## REQUIRED TASK
Using the entries below, output exactly the line containing "Read this page and output its text content." and all lines that follow it to the end.

(Entries from a dataset)
-=-=-

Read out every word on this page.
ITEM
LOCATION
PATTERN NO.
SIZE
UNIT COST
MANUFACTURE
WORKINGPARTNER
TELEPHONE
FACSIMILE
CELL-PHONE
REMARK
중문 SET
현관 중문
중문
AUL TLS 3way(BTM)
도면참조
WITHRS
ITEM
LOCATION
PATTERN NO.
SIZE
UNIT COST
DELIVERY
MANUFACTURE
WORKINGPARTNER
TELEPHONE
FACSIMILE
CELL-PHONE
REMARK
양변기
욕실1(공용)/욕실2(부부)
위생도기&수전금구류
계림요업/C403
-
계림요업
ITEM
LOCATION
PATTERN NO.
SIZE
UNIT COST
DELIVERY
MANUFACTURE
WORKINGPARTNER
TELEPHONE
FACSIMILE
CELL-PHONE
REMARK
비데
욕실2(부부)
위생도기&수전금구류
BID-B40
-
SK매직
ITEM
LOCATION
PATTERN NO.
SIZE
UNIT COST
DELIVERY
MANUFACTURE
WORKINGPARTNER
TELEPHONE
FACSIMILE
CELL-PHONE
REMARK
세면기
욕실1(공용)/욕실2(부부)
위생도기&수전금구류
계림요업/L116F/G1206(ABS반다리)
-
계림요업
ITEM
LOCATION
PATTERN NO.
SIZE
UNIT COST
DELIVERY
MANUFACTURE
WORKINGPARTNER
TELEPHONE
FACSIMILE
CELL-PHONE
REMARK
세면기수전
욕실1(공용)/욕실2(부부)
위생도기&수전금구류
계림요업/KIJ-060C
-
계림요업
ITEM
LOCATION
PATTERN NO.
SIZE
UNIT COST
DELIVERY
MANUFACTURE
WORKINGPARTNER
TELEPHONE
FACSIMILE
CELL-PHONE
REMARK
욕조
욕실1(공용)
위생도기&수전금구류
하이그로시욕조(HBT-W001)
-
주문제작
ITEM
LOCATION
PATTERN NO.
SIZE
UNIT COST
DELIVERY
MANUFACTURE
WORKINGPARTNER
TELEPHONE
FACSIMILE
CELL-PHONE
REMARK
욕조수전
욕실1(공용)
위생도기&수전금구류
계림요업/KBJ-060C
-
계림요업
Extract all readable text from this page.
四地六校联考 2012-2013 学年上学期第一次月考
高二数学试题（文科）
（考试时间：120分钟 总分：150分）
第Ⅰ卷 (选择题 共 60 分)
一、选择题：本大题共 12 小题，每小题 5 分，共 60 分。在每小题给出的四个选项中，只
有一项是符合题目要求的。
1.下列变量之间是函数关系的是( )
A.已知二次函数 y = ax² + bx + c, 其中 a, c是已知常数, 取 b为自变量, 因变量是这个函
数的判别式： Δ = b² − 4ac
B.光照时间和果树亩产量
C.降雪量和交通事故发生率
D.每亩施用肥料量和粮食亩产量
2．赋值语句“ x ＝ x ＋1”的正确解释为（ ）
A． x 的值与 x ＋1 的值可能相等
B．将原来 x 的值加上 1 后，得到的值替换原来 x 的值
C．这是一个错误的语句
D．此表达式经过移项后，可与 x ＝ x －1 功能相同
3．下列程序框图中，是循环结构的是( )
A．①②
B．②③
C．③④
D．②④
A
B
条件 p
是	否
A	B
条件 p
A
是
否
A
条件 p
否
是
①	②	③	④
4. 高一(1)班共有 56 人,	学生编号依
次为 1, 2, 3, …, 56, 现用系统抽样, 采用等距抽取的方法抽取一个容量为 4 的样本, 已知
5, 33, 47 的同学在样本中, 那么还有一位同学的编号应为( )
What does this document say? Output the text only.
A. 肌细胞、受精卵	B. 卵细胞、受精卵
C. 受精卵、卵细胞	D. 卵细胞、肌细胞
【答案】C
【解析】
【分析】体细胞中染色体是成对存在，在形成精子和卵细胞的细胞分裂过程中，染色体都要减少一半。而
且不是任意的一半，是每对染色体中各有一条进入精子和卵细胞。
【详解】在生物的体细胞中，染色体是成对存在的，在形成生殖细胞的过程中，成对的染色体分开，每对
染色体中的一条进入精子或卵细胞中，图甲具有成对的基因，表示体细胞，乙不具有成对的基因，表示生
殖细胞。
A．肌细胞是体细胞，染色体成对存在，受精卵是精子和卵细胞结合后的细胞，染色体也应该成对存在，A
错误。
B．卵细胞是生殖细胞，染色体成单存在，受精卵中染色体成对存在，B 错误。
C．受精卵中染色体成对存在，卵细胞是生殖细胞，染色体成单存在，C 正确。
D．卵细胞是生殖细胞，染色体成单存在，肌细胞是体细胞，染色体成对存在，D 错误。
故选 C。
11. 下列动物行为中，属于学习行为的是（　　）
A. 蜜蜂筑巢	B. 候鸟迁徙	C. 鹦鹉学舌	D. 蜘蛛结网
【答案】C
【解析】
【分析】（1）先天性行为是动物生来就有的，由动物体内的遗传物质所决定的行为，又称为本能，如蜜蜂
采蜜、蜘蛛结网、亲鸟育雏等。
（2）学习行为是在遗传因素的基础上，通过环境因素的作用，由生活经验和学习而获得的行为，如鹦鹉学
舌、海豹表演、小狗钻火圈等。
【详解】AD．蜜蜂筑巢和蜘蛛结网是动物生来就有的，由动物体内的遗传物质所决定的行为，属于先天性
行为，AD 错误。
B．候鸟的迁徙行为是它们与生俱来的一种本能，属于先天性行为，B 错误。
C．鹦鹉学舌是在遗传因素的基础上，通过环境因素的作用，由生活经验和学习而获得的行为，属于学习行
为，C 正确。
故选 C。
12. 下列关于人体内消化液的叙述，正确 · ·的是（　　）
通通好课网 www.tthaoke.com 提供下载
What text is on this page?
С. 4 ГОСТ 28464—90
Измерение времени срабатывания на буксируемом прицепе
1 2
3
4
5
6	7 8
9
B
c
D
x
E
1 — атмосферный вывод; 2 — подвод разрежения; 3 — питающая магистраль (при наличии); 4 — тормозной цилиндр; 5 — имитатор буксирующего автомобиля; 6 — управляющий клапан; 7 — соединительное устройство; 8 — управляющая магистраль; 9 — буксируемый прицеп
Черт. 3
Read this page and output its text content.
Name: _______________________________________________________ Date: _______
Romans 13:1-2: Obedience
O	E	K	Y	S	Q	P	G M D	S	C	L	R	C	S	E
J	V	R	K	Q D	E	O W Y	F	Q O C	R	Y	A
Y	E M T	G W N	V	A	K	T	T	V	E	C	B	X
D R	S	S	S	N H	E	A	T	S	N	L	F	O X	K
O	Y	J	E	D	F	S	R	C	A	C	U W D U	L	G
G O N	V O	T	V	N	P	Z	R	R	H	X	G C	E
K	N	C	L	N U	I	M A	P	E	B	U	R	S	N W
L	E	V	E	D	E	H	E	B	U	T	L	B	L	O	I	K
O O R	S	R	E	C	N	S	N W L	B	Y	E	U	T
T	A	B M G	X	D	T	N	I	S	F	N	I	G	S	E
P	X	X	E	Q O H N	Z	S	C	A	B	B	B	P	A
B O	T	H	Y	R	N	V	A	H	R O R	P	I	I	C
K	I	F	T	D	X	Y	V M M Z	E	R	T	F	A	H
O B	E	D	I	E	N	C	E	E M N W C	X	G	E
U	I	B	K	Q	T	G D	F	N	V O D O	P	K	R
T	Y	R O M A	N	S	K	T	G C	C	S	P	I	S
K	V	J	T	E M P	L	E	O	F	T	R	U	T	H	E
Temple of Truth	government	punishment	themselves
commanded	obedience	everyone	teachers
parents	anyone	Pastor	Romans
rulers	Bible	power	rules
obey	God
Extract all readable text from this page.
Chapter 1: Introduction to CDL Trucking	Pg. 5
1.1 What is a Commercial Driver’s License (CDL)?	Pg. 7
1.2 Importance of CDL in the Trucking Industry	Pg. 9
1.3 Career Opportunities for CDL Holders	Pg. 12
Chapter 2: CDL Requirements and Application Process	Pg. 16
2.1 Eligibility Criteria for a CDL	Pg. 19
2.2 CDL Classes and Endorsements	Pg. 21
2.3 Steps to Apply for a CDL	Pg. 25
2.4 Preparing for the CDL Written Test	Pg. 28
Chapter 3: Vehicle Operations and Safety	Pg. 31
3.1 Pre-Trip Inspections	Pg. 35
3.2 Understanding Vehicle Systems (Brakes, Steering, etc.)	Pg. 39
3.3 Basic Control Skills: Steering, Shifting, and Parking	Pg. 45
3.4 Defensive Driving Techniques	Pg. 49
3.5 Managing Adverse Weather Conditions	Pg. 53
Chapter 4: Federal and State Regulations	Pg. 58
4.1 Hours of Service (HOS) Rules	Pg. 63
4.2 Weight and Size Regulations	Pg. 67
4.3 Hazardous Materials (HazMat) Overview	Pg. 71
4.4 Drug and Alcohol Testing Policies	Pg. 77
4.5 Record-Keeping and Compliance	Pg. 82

-=-=-

## THE ANSWER
Read this page and output its text content.
Name: _______________________________________________________ Date: _______
Romans 13:1-2: Obedience
O	E	K	Y	S	Q	P	G M D	S	C	L	R	C	S	E
J	V	R	K	Q D	E	O W Y	F	Q O C	R	Y	A
Y	E M T	G W N	V	A	K	T	T	V	E	C	B	X
D R	S	S	S	N H	E	A	T	S	N	L	F	O X	K
O	Y	J	E	D	F	S	R	C	A	C	U W D U	L	G
G O N	V O	T	V	N	P	Z	R	R	H	X	G C	E
K	N	C	L	N U	I	M A	P	E	B	U	R	S	N W
L	E	V	E	D	E	H	E	B	U	T	L	B	L	O	I	K
O O R	S	R	E	C	N	S	N W L	B	Y	E	U	T
T	A	B M G	X	D	T	N	I	S	F	N	I	G	S	E
P	X	X	E	Q O H N	Z	S	C	A	B	B	B	P	A
B O	T	H	Y	R	N	V	A	H	R O R	P	I	I	C
K	I	F	T	D	X	Y	V M M Z	E	R	T	F	A	H
O B	E	D	I	E	N	C	E	E M N W C	X	G	E
U	I	B	K	Q	T	G D	F	N	V O D O	P	K	R
T	Y	R O M A	N	S	K	T	G C	C	S	P	I	S
K	V	J	T	E M P	L	E	O	F	T	R	U	T	H	E
Temple of Truth	government	punishment	themselves
commanded	obedience	everyone	teachers
parents	anyone	Pastor	Romans
rulers	Bible	power	rules
obey	God
Extract all readable text from this page.
Chapter 1: Introduction to CDL Trucking	Pg. 5
1.1 What is a Commercial Driver’s License (CDL)?	Pg. 7
1.2 Importance of CDL in the Trucking Industry	Pg. 9
1.3 Career Opportunities for CDL Holders	Pg. 12
Chapter 2: CDL Requirements and Application Process	Pg. 16
2.1 Eligibility Criteria for a CDL	Pg. 19
2.2 CDL Classes and Endorsements	Pg. 21
2.3 Steps to Apply for a CDL	Pg. 25
2.4 Preparing for the CDL Written Test	Pg. 28
Chapter 3: Vehicle Operations and Safety	Pg. 31
3.1 Pre-Trip Inspections	Pg. 35
3.2 Understanding Vehicle Systems (Brakes, Steering, etc.)	Pg. 39
3.3 Basic Control Skills: Steering, Shifting, and Parking	Pg. 45
3.4 Defensive Driving Techniques	Pg. 49
3.5 Managing Adverse Weather Conditions	Pg. 53
Chapter 4: Federal and State Regulations	Pg. 58
4.1 Hours of Service (HOS) Rules	Pg. 63
4.2 Weight and Size Regulations	Pg. 67
4.3 Hazardous Materials (HazMat) Overview	Pg. 71
4.4 Drug and Alcohol Testing Policies	Pg. 77
4.5 Record-Keeping and Compliance	Pg. 82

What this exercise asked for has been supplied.